=== WHAT THE TASK ASKS ===
Please copy the data exactly as it stands, minus the images.

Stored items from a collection
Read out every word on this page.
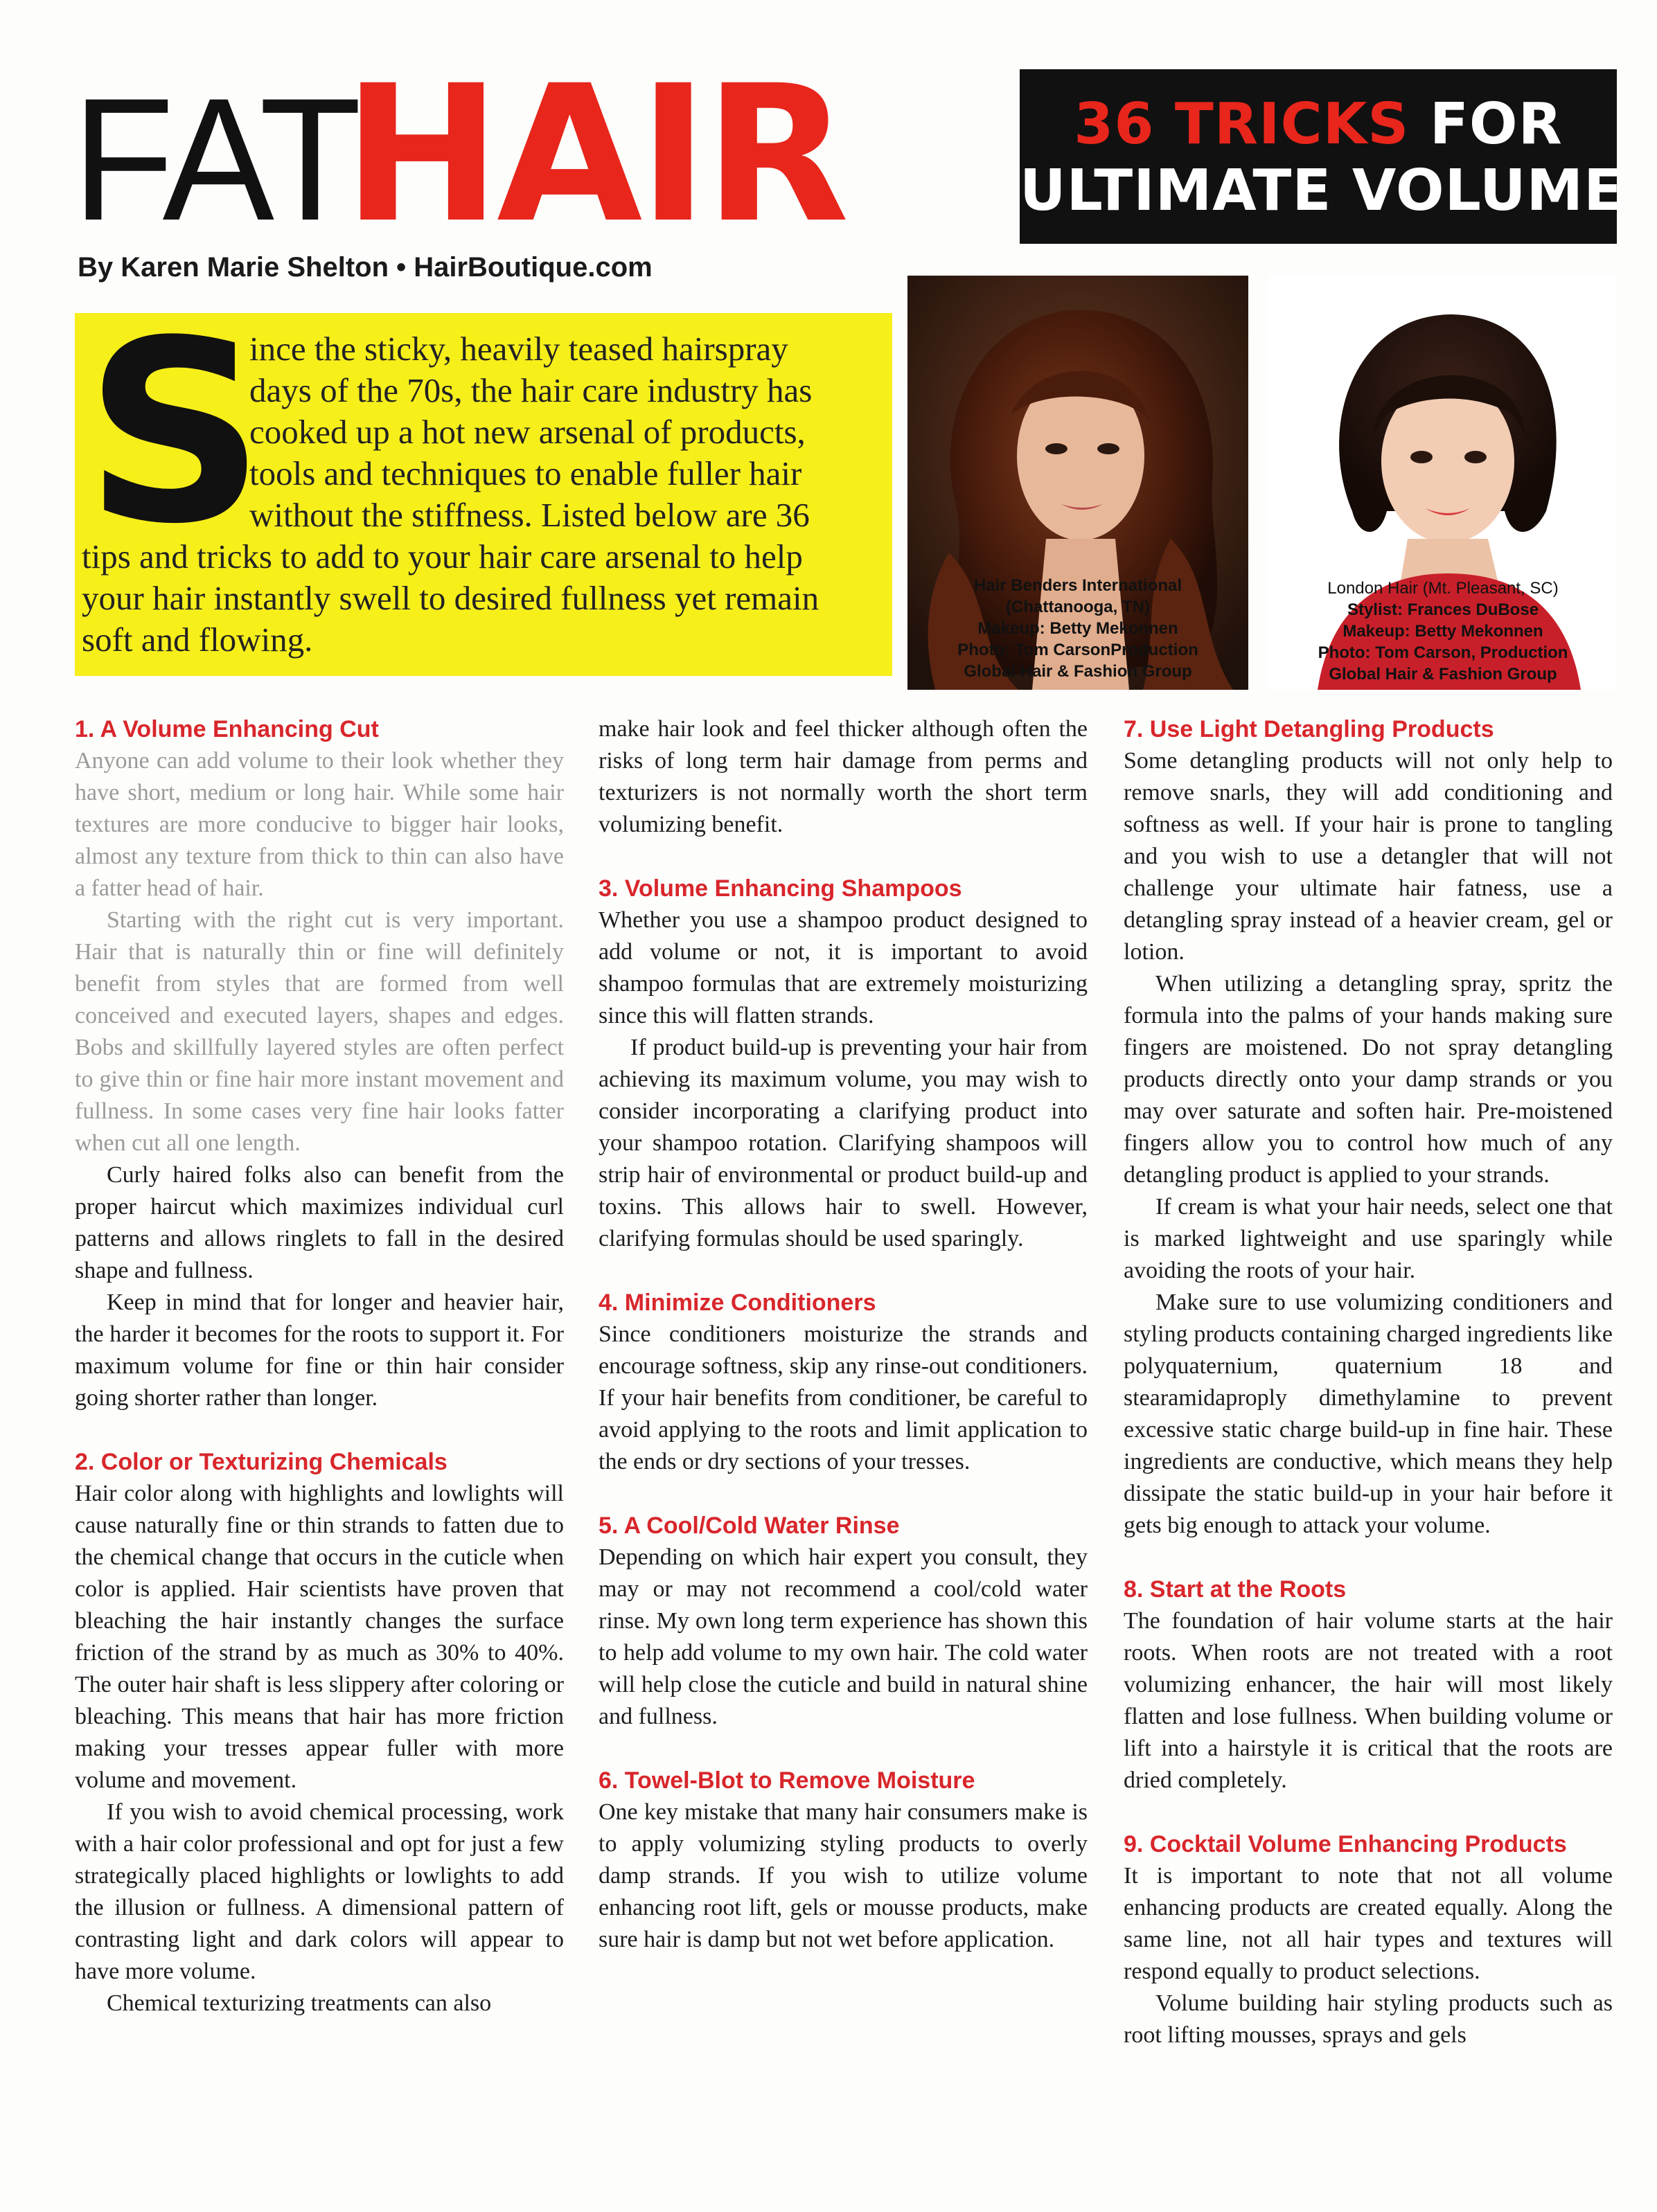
FATHAIR	36 TRICKS FOR
ULTIMATE VOLUME
By Karen Marie Shelton • HairBoutique.com
S
ince the sticky, heavily teased hairspray
days of the 70s, the hair care industry has
cooked up a hot new arsenal of products,
tools and techniques to enable fuller hair
without the stiffness. Listed below are 36
tips and tricks to add to your hair care arsenal to help
your hair instantly swell to desired fullness yet remain
soft and flowing.
Hair Benders International
(Chattanooga, TN)
Makeup: Betty Mekonnen
Photo: Tom CarsonProduction
Global Hair & Fashion Group
London Hair (Mt. Pleasant, SC)
Stylist: Frances DuBose
Makeup: Betty Mekonnen
Photo: Tom Carson, Production
Global Hair & Fashion Group
1. A Volume Enhancing Cut

Anyone can add volume to their look whether they have short, medium or long hair. While some hair textures are more conducive to bigger hair looks, almost any texture from thick to thin can also have a fatter head of hair.

Starting with the right cut is very important. Hair that is naturally thin or fine will definitely benefit from styles that are formed from well conceived and executed layers, shapes and edges. Bobs and skillfully layered styles are often perfect to give thin or fine hair more instant movement and fullness. In some cases very fine hair looks fatter when cut all one length.

Curly haired folks also can benefit from the proper haircut which maximizes individual curl patterns and allows ringlets to fall in the desired shape and fullness.

Keep in mind that for longer and heavier hair, the harder it becomes for the roots to support it. For maximum volume for fine or thin hair consider going shorter rather than longer.

2. Color or Texturizing Chemicals

Hair color along with highlights and lowlights will cause naturally fine or thin strands to fatten due to the chemical change that occurs in the cuticle when color is applied. Hair scientists have proven that bleaching the hair instantly changes the surface friction of the strand by as much as 30% to 40%. The outer hair shaft is less slippery after coloring or bleaching. This means that hair has more friction making your tresses appear fuller with more volume and movement.

If you wish to avoid chemical processing, work with a hair color professional and opt for just a few strategically placed highlights or lowlights to add the illusion or fullness. A dimensional pattern of contrasting light and dark colors will appear to have more volume.

Chemical texturizing treatments can also

make hair look and feel thicker although often the risks of long term hair damage from perms and texturizers is not normally worth the short term volumizing benefit.

3. Volume Enhancing Shampoos

Whether you use a shampoo product designed to add volume or not, it is important to avoid shampoo formulas that are extremely moisturizing since this will flatten strands.

If product build-up is preventing your hair from achieving its maximum volume, you may wish to consider incorporating a clarifying product into your shampoo rotation. Clarifying shampoos will strip hair of environmental or product build-up and toxins. This allows hair to swell. However, clarifying formulas should be used sparingly.

4. Minimize Conditioners

Since conditioners moisturize the strands and encourage softness, skip any rinse-out conditioners. If your hair benefits from conditioner, be careful to avoid applying to the roots and limit application to the ends or dry sections of your tresses.

5. A Cool/Cold Water Rinse

Depending on which hair expert you consult, they may or may not recommend a cool/cold water rinse. My own long term experience has shown this to help add volume to my own hair. The cold water will help close the cuticle and build in natural shine and fullness.

6. Towel-Blot to Remove Moisture

One key mistake that many hair consumers make is to apply volumizing styling products to overly damp strands. If you wish to utilize volume enhancing root lift, gels or mousse products, make sure hair is damp but not wet before application.

7. Use Light Detangling Products

Some detangling products will not only help to remove snarls, they will add conditioning and softness as well. If your hair is prone to tangling and you wish to use a detangler that will not challenge your ultimate hair fatness, use a detangling spray instead of a heavier cream, gel or lotion.

When utilizing a detangling spray, spritz the formula into the palms of your hands making sure fingers are moistened. Do not spray detangling products directly onto your damp strands or you may over saturate and soften hair. Pre-moistened fingers allow you to control how much of any detangling product is applied to your strands.

If cream is what your hair needs, select one that is marked lightweight and use sparingly while avoiding the roots of your hair.

Make sure to use volumizing conditioners and styling products containing charged ingredients like polyquaternium, quaternium 18 and stearamidaproply dimethylamine to prevent excessive static charge build-up in fine hair. These ingredients are conductive, which means they help dissipate the static build-up in your hair before it gets big enough to attack your volume.

8. Start at the Roots

The foundation of hair volume starts at the hair roots. When roots are not treated with a root volumizing enhancer, the hair will most likely flatten and lose fullness. When building volume or lift into a hairstyle it is critical that the roots are dried completely.

9. Cocktail Volume Enhancing Products

It is important to note that not all volume enhancing products are created equally. Along the same line, not all hair types and textures will respond equally to product selections.

Volume building hair styling products such as root lifting mousses, sprays and gels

=== RESULT BELOW ===
Read out every word on this page.
FATHAIR	36 TRICKS FOR
ULTIMATE VOLUME
By Karen Marie Shelton • HairBoutique.com
S
ince the sticky, heavily teased hairspray
days of the 70s, the hair care industry has
cooked up a hot new arsenal of products,
tools and techniques to enable fuller hair
without the stiffness. Listed below are 36
tips and tricks to add to your hair care arsenal to help
your hair instantly swell to desired fullness yet remain
soft and flowing.
Hair Benders International
(Chattanooga, TN)
Makeup: Betty Mekonnen
Photo: Tom CarsonProduction
Global Hair & Fashion Group
London Hair (Mt. Pleasant, SC)
Stylist: Frances DuBose
Makeup: Betty Mekonnen
Photo: Tom Carson, Production
Global Hair & Fashion Group
1. A Volume Enhancing Cut

Anyone can add volume to their look whether they have short, medium or long hair. While some hair textures are more conducive to bigger hair looks, almost any texture from thick to thin can also have a fatter head of hair.

Starting with the right cut is very important. Hair that is naturally thin or fine will definitely benefit from styles that are formed from well conceived and executed layers, shapes and edges. Bobs and skillfully layered styles are often perfect to give thin or fine hair more instant movement and fullness. In some cases very fine hair looks fatter when cut all one length.

Curly haired folks also can benefit from the proper haircut which maximizes individual curl patterns and allows ringlets to fall in the desired shape and fullness.

Keep in mind that for longer and heavier hair, the harder it becomes for the roots to support it. For maximum volume for fine or thin hair consider going shorter rather than longer.

2. Color or Texturizing Chemicals

Hair color along with highlights and lowlights will cause naturally fine or thin strands to fatten due to the chemical change that occurs in the cuticle when color is applied. Hair scientists have proven that bleaching the hair instantly changes the surface friction of the strand by as much as 30% to 40%. The outer hair shaft is less slippery after coloring or bleaching. This means that hair has more friction making your tresses appear fuller with more volume and movement.

If you wish to avoid chemical processing, work with a hair color professional and opt for just a few strategically placed highlights or lowlights to add the illusion or fullness. A dimensional pattern of contrasting light and dark colors will appear to have more volume.

Chemical texturizing treatments can also

make hair look and feel thicker although often the risks of long term hair damage from perms and texturizers is not normally worth the short term volumizing benefit.

3. Volume Enhancing Shampoos

Whether you use a shampoo product designed to add volume or not, it is important to avoid shampoo formulas that are extremely moisturizing since this will flatten strands.

If product build-up is preventing your hair from achieving its maximum volume, you may wish to consider incorporating a clarifying product into your shampoo rotation. Clarifying shampoos will strip hair of environmental or product build-up and toxins. This allows hair to swell. However, clarifying formulas should be used sparingly.

4. Minimize Conditioners

Since conditioners moisturize the strands and encourage softness, skip any rinse-out conditioners. If your hair benefits from conditioner, be careful to avoid applying to the roots and limit application to the ends or dry sections of your tresses.

5. A Cool/Cold Water Rinse

Depending on which hair expert you consult, they may or may not recommend a cool/cold water rinse. My own long term experience has shown this to help add volume to my own hair. The cold water will help close the cuticle and build in natural shine and fullness.

6. Towel-Blot to Remove Moisture

One key mistake that many hair consumers make is to apply volumizing styling products to overly damp strands. If you wish to utilize volume enhancing root lift, gels or mousse products, make sure hair is damp but not wet before application.

7. Use Light Detangling Products

Some detangling products will not only help to remove snarls, they will add conditioning and softness as well. If your hair is prone to tangling and you wish to use a detangler that will not challenge your ultimate hair fatness, use a detangling spray instead of a heavier cream, gel or lotion.

When utilizing a detangling spray, spritz the formula into the palms of your hands making sure fingers are moistened. Do not spray detangling products directly onto your damp strands or you may over saturate and soften hair. Pre-moistened fingers allow you to control how much of any detangling product is applied to your strands.

If cream is what your hair needs, select one that is marked lightweight and use sparingly while avoiding the roots of your hair.

Make sure to use volumizing conditioners and styling products containing charged ingredients like polyquaternium, quaternium 18 and stearamidaproply dimethylamine to prevent excessive static charge build-up in fine hair. These ingredients are conductive, which means they help dissipate the static build-up in your hair before it gets big enough to attack your volume.

8. Start at the Roots

The foundation of hair volume starts at the hair roots. When roots are not treated with a root volumizing enhancer, the hair will most likely flatten and lose fullness. When building volume or lift into a hairstyle it is critical that the roots are dried completely.

9. Cocktail Volume Enhancing Products

It is important to note that not all volume enhancing products are created equally. Along the same line, not all hair types and textures will respond equally to product selections.

Volume building hair styling products such as root lifting mousses, sprays and gels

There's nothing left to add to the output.